Dataset entries.
╔══
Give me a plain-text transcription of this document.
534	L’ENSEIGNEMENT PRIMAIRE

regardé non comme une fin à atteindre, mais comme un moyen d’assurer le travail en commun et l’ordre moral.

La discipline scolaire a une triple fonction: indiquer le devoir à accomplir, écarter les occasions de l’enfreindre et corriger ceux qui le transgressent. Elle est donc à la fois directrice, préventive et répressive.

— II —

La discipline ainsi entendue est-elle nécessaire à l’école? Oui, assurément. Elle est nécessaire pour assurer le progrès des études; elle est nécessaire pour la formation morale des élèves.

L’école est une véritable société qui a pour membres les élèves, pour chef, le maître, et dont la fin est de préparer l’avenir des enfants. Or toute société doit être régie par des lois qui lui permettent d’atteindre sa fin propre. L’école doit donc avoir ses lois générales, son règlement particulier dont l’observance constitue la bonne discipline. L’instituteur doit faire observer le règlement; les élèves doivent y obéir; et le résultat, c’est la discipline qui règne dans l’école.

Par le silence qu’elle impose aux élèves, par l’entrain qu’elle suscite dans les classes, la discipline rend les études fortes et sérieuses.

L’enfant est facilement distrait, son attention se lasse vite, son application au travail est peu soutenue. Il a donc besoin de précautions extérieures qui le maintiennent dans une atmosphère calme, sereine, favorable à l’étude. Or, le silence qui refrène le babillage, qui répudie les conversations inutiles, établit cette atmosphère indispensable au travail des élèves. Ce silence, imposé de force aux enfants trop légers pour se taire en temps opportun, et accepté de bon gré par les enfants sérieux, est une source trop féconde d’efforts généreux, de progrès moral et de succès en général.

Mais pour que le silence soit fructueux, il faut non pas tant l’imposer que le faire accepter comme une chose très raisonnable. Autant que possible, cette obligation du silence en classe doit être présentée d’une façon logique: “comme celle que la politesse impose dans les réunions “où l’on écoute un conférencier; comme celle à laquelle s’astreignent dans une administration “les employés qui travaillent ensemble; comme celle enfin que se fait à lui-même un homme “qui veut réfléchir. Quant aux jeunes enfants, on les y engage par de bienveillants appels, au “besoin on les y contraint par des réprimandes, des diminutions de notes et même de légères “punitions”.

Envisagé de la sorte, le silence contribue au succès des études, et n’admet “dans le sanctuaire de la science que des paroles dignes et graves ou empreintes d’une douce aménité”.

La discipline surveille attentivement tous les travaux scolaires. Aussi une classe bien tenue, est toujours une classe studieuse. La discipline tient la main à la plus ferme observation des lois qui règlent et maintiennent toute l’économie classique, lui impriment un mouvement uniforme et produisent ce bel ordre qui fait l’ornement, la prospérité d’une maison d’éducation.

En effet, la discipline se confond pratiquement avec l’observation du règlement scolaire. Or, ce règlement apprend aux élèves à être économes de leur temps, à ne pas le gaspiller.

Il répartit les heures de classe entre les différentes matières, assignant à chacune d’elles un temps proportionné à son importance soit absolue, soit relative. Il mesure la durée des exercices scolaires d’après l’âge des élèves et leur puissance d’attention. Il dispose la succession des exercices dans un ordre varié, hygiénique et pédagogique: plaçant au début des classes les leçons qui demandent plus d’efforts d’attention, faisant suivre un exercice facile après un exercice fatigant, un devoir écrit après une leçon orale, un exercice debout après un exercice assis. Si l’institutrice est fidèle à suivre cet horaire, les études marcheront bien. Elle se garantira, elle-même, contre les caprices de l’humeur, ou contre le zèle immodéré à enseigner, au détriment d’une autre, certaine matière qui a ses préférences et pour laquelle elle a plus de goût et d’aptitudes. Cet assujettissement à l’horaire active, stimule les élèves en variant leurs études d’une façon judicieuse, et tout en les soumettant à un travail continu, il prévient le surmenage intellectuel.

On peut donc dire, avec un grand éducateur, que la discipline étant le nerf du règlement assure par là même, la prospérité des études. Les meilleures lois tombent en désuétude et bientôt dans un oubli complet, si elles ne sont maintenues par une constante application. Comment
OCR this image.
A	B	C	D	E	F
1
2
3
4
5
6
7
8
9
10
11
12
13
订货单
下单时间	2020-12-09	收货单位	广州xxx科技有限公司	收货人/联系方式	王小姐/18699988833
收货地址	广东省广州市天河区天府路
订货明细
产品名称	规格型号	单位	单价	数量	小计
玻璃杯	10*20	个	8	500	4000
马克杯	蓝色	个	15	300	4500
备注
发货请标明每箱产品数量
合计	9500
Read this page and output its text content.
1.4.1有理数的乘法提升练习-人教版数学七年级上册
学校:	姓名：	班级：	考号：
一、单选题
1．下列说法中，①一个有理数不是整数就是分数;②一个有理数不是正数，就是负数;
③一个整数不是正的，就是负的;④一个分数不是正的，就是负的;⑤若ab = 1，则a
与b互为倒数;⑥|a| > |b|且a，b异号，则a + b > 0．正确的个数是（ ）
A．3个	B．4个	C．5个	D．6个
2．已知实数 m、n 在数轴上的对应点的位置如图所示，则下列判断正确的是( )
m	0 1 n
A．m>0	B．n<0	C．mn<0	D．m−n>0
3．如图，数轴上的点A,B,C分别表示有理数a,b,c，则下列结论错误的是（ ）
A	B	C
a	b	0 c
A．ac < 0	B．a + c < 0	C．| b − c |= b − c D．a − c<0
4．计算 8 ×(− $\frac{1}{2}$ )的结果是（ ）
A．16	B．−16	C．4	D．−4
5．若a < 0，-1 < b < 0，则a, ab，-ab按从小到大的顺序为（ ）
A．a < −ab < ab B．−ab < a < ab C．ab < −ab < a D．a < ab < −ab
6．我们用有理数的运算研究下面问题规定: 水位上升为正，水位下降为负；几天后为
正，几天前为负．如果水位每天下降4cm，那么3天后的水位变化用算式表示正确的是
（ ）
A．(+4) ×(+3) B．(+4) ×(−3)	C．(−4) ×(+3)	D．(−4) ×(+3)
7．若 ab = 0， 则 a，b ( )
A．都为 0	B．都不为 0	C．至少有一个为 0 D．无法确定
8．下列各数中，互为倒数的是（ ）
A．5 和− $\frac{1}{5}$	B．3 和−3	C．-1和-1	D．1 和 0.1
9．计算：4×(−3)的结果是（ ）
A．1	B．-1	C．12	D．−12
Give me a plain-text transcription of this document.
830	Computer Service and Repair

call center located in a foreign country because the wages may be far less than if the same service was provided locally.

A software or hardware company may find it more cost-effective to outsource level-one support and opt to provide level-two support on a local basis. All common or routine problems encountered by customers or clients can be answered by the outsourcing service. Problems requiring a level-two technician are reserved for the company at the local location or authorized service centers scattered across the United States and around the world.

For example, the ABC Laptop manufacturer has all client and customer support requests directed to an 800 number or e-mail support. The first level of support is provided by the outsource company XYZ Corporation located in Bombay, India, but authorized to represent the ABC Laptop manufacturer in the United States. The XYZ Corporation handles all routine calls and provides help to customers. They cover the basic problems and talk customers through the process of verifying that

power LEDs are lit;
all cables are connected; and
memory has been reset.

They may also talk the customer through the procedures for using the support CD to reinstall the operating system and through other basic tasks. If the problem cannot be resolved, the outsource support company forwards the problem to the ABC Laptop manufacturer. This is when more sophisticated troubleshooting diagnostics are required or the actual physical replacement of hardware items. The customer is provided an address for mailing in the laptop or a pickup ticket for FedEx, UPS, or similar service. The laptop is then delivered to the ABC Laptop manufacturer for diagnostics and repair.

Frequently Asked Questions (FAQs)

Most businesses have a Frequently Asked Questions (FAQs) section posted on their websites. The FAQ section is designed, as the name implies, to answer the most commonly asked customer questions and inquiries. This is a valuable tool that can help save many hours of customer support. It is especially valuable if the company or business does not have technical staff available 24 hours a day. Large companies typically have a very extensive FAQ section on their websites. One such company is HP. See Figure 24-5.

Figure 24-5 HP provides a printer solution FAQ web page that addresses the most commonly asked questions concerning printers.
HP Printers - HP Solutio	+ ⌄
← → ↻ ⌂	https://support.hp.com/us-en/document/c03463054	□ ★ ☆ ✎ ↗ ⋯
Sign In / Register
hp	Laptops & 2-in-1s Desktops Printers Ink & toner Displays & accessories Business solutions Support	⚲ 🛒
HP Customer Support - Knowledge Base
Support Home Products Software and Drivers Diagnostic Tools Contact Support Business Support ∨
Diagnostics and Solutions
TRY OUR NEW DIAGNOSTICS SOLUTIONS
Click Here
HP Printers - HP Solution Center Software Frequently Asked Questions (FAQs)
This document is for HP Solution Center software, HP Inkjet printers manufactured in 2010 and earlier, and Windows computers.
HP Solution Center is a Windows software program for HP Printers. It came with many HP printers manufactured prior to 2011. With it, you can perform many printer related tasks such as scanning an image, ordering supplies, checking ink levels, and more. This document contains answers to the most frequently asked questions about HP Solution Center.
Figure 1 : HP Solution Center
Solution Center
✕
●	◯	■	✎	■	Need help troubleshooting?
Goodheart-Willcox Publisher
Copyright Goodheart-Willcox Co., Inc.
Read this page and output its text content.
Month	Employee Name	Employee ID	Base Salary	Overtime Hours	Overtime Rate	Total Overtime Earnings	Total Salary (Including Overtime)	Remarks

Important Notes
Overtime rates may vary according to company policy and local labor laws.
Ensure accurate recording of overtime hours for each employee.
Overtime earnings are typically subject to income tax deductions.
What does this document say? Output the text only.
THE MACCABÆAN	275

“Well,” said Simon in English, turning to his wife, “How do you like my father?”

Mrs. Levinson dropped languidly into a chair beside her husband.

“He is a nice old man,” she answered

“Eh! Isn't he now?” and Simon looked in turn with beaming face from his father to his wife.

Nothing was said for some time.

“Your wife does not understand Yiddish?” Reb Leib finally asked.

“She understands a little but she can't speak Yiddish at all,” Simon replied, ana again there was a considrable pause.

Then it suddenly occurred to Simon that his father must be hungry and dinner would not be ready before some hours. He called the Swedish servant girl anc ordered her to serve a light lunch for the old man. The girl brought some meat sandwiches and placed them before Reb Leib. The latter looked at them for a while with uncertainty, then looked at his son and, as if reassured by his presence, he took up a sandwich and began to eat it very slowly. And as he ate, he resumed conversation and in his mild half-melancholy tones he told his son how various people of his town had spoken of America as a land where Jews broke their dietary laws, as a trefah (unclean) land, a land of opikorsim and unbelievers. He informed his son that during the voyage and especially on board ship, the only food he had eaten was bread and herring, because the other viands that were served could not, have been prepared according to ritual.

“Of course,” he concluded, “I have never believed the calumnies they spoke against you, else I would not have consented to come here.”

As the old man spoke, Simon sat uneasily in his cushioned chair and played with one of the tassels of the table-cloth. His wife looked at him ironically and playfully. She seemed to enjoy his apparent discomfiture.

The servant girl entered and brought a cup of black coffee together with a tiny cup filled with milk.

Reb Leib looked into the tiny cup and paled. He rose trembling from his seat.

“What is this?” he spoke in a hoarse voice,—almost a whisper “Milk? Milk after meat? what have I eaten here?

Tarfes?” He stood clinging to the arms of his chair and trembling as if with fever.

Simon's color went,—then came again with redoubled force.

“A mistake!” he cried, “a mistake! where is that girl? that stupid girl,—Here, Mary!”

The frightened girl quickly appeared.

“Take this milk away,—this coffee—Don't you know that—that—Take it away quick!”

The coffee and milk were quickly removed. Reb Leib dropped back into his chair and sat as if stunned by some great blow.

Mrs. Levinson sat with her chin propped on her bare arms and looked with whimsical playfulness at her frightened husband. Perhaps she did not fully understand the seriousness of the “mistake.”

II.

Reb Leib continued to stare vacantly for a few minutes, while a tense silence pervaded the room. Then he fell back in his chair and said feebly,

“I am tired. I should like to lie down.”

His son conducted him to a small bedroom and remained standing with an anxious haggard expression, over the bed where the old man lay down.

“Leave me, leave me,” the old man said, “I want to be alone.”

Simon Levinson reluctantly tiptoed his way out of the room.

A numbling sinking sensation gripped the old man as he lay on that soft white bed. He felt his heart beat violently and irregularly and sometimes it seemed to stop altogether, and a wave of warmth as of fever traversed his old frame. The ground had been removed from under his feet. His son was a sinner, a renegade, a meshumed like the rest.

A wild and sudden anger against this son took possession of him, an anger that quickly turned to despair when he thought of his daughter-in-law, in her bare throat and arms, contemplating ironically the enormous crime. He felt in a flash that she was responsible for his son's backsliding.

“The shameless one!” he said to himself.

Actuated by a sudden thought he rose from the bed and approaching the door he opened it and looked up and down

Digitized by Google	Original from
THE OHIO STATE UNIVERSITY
╚══
DESCRIPTION OF THE TASK. Answer with one number only: how many lines above contain the word "Yiddish".

CORRECT ANSWER. 2